■ **What this task involves**: Search the data below for "Journal"; list each line that holds it.

■ **Exercise inputs**:
★ ★ ★ ★
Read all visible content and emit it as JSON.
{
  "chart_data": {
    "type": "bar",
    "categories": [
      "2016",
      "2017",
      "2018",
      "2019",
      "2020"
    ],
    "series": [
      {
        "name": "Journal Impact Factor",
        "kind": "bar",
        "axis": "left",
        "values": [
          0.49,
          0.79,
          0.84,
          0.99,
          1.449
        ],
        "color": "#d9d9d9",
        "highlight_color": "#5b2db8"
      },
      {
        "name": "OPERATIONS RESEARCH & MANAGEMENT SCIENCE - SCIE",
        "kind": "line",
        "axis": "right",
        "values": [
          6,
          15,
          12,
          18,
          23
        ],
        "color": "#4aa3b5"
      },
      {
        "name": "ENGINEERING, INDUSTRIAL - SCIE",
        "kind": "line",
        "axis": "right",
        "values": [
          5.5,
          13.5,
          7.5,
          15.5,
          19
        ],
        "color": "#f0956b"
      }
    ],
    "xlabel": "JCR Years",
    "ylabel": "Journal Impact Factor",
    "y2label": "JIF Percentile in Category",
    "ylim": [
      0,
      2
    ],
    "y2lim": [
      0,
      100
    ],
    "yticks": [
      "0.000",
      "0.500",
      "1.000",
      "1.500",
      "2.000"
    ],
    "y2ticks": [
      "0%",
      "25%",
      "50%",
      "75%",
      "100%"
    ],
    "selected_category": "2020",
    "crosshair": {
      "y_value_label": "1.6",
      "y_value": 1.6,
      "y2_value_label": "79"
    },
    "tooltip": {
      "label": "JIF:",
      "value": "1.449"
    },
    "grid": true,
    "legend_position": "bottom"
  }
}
★ ★ ★ ★
■ **Response below**:
        "name": "Journal Impact Factor",
    "ylabel": "Journal Impact Factor",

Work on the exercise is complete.